Available data:
☆ ☆ ☆ ☆ ☆
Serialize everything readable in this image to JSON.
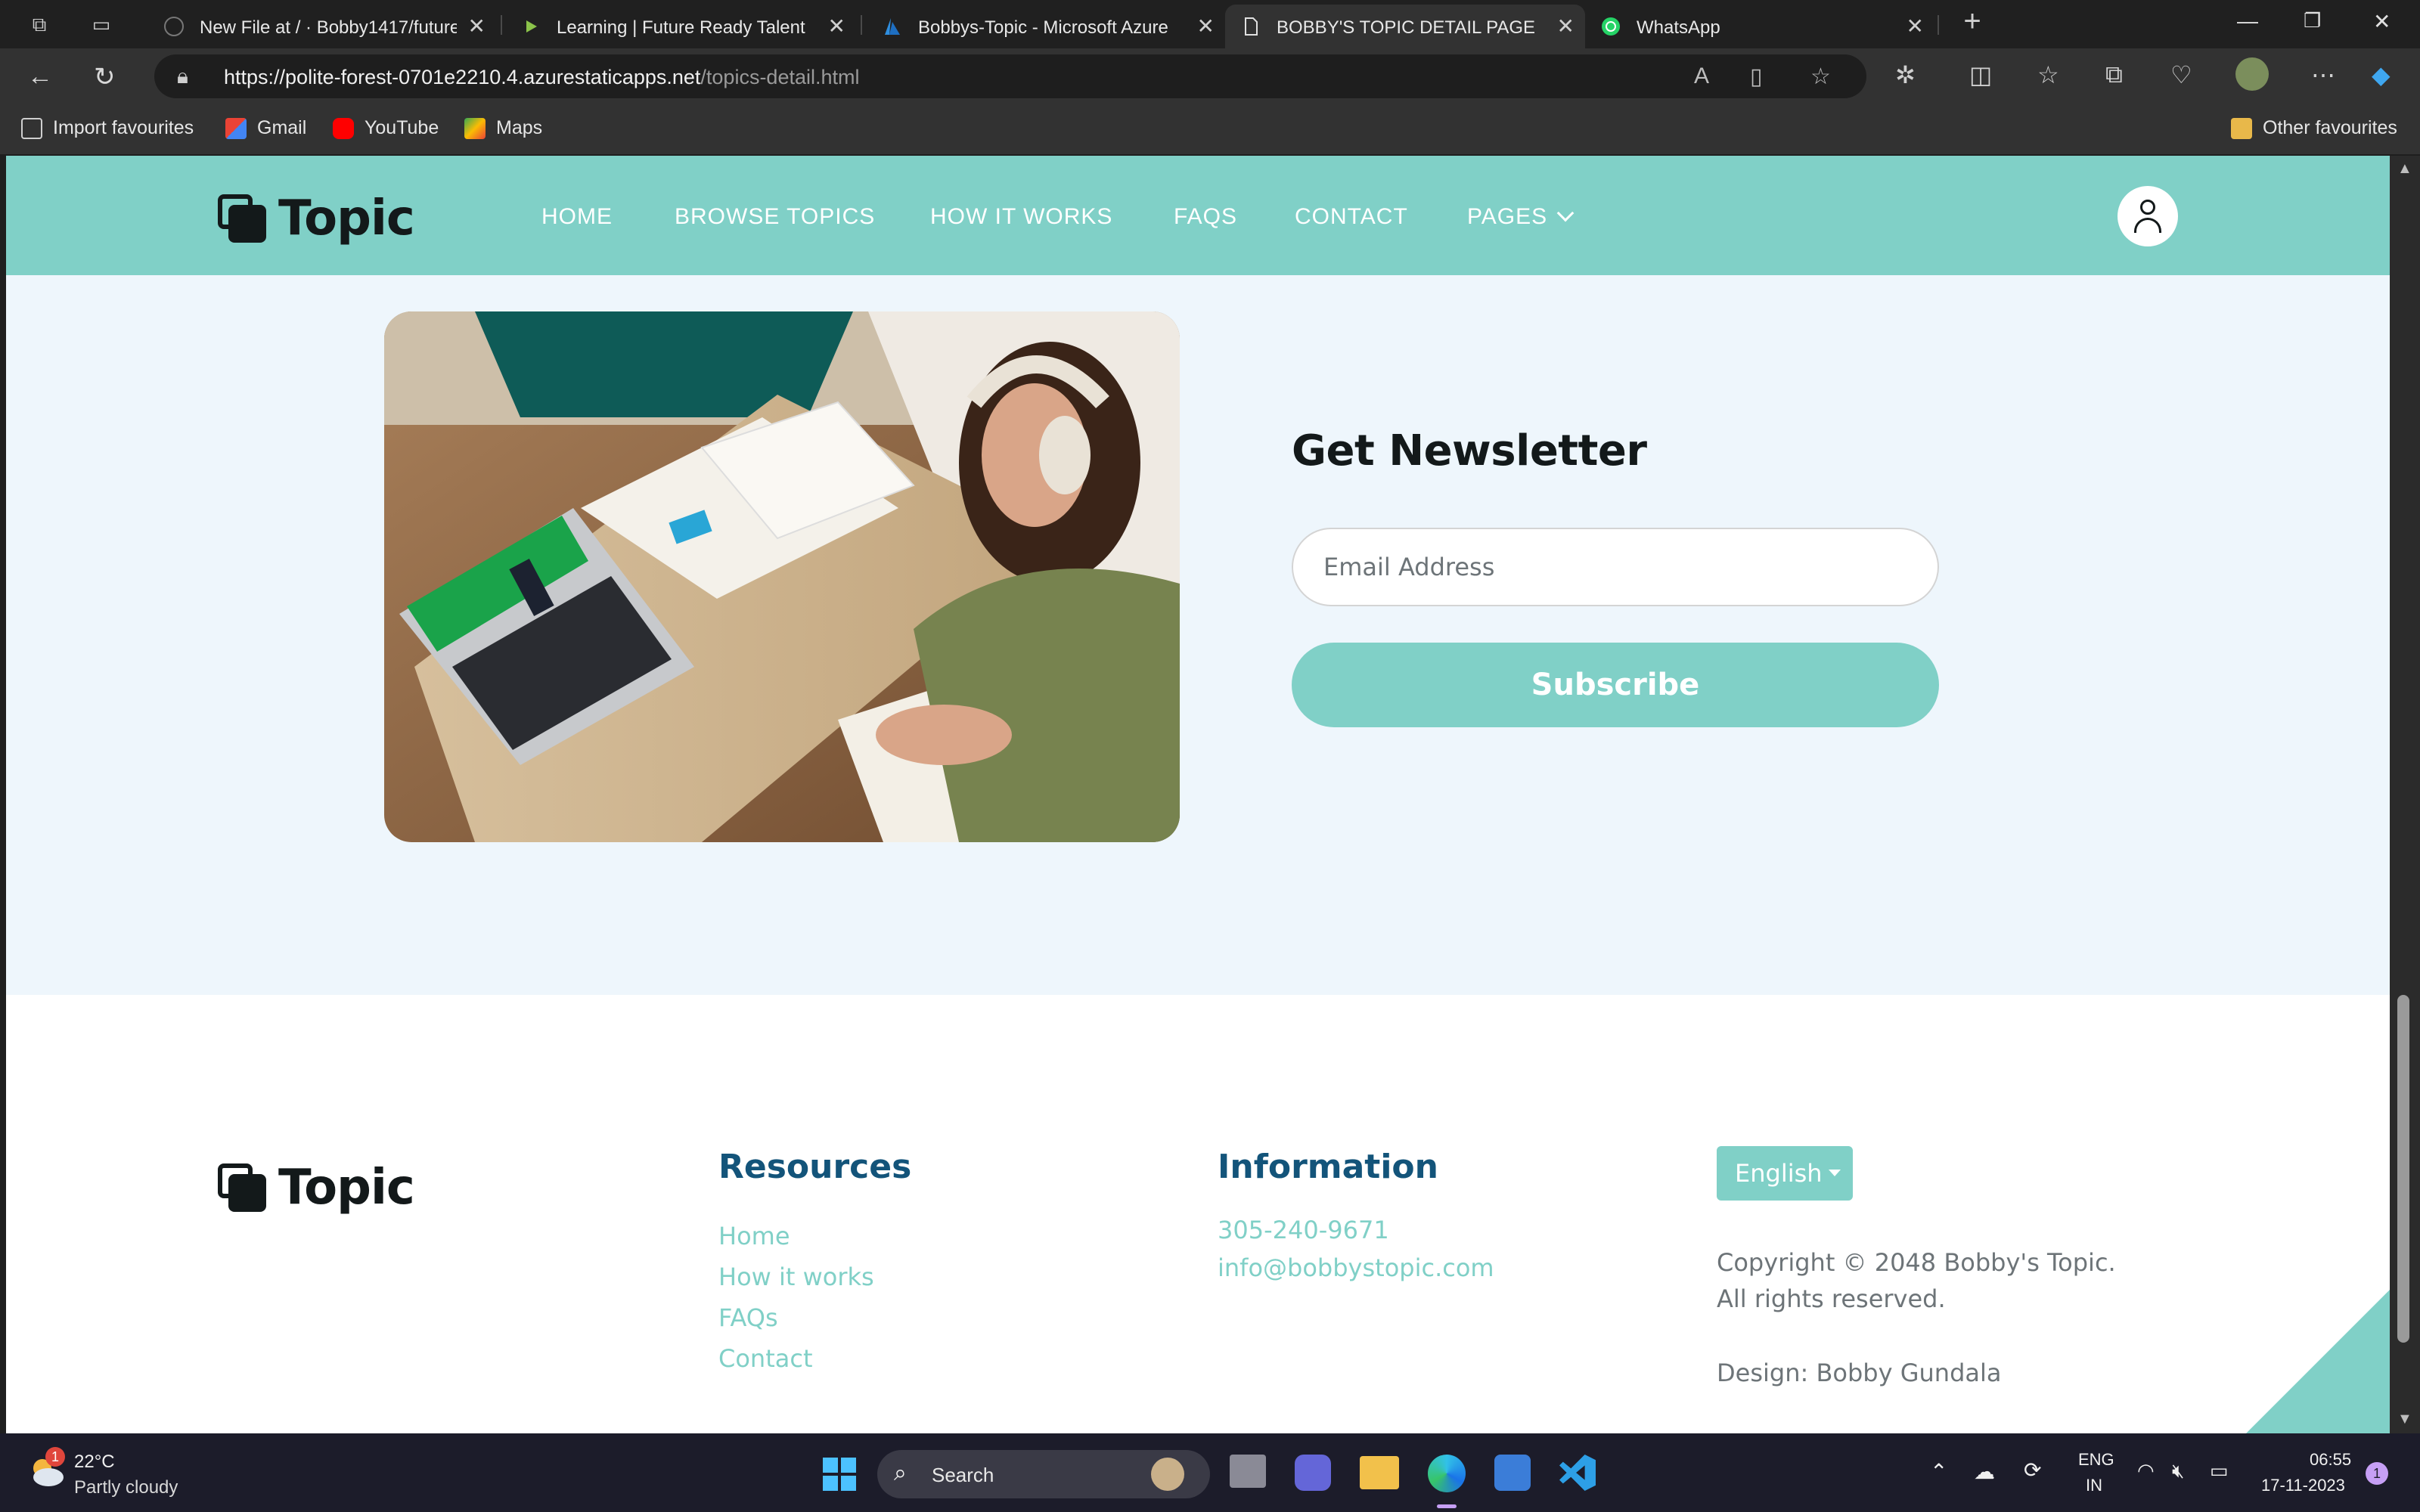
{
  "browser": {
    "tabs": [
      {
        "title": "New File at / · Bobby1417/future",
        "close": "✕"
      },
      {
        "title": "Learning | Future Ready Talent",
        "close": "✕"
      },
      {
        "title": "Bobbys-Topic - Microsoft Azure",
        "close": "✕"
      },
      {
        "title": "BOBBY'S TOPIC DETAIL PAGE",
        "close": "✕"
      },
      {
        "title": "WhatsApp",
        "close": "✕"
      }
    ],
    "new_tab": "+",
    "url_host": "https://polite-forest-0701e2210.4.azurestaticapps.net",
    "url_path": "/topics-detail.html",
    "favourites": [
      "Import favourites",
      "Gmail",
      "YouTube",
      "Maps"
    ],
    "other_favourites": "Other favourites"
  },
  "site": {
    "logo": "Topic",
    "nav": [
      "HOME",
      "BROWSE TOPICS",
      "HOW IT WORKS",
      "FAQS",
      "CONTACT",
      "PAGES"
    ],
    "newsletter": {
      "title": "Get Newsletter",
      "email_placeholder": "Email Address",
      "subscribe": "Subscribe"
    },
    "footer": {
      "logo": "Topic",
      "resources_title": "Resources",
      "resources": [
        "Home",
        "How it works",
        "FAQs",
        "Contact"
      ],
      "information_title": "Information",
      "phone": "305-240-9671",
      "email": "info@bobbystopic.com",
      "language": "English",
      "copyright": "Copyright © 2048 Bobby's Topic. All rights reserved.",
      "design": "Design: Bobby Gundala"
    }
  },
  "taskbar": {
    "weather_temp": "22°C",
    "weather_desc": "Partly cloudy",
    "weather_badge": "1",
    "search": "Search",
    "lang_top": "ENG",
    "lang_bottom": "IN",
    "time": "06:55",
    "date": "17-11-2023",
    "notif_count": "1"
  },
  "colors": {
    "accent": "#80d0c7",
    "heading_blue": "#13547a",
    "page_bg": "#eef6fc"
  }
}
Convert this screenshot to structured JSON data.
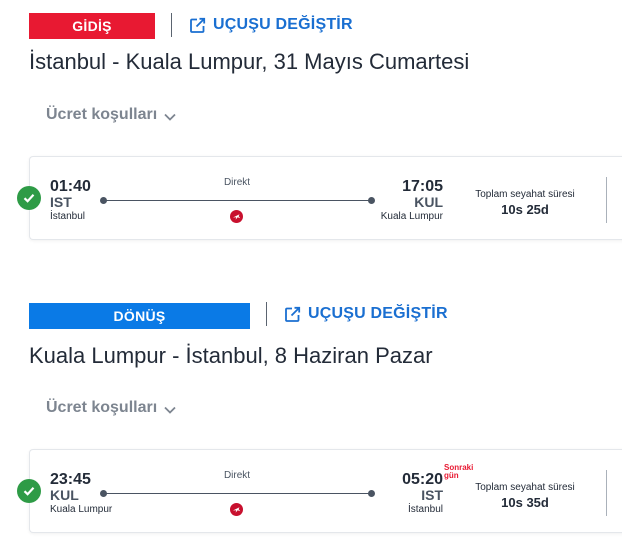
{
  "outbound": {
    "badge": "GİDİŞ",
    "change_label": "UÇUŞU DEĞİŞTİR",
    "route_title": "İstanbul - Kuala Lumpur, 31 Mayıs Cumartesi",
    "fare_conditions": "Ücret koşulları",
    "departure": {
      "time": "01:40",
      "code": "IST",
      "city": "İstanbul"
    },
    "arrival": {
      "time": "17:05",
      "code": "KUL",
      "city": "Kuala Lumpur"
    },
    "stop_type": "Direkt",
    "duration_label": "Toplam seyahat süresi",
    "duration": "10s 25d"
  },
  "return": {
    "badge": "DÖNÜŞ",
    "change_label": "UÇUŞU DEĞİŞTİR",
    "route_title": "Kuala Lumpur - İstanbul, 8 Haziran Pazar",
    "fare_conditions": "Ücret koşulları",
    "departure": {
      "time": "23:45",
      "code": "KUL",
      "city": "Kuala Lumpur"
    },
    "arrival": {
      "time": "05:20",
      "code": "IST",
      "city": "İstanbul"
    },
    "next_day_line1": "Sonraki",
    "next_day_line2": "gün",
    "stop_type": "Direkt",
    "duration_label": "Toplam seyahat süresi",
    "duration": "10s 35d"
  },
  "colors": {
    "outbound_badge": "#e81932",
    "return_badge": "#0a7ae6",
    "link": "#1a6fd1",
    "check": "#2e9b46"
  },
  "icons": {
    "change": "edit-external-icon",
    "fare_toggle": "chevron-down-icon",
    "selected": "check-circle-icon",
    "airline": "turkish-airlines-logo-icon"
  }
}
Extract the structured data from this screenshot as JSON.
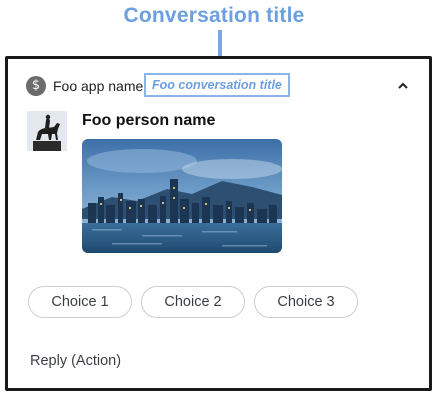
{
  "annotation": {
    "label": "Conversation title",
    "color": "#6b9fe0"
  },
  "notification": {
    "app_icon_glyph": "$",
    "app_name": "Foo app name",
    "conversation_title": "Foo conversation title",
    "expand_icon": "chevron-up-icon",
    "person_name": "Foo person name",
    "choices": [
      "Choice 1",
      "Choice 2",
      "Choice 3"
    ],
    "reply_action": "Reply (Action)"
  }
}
☆ ☆ ☆ ☆ ☆
Search the records for the word "screenshot". Copy every line that has it.

Convert this screenshot to structured JSON data.
Extract the structured data from this screenshot as JSON.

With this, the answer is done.